TASK PROMPT = Look through the material below for "this". Copy every line that contains it.

● ● ● ● ● ● ●

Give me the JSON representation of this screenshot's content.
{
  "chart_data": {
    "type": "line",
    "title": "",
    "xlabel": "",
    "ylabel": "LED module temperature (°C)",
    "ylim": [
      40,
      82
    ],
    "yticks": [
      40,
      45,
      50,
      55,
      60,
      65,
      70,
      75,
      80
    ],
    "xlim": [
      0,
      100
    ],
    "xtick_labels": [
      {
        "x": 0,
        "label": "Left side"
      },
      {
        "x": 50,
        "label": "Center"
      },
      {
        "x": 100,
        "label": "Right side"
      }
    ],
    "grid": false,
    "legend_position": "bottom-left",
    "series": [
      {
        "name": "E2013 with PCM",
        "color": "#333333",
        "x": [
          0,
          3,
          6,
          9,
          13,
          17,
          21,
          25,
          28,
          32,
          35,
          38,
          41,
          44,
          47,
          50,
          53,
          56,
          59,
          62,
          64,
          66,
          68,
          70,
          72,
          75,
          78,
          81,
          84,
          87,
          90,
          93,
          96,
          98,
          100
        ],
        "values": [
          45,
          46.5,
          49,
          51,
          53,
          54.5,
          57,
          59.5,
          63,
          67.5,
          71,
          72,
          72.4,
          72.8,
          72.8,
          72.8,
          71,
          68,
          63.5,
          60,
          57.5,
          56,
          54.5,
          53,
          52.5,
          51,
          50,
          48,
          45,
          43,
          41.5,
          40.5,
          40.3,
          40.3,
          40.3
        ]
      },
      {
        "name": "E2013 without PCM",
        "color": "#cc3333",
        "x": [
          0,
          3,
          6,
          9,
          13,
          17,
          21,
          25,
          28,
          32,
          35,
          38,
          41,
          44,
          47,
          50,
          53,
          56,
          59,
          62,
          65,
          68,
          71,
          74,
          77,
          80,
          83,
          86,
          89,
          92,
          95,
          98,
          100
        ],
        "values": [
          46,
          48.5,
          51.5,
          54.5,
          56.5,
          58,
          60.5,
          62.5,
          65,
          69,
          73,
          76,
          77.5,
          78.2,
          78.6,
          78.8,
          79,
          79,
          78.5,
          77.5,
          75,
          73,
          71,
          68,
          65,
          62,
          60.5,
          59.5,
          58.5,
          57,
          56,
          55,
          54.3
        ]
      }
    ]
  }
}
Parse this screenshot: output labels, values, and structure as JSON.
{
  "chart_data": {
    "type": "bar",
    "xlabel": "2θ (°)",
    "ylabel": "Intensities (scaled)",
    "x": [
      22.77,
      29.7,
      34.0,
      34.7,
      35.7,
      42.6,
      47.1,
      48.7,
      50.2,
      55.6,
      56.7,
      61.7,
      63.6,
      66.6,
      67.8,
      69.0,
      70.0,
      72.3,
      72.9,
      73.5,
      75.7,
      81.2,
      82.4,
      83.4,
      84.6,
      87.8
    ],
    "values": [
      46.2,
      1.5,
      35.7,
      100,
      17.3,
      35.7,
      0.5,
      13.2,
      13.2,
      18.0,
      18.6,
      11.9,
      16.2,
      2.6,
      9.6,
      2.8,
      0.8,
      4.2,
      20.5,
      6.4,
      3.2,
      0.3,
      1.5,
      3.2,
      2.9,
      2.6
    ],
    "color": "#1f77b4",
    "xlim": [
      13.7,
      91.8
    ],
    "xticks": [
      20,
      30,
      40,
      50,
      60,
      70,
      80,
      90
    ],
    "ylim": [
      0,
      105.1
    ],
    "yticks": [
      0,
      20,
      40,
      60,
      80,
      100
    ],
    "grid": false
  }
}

● ● ● ● ● ● ●

SOLUTION =
Give me the JSON representation of this screenshot's content.
Parse this screenshot: output labels, values, and structure as JSON.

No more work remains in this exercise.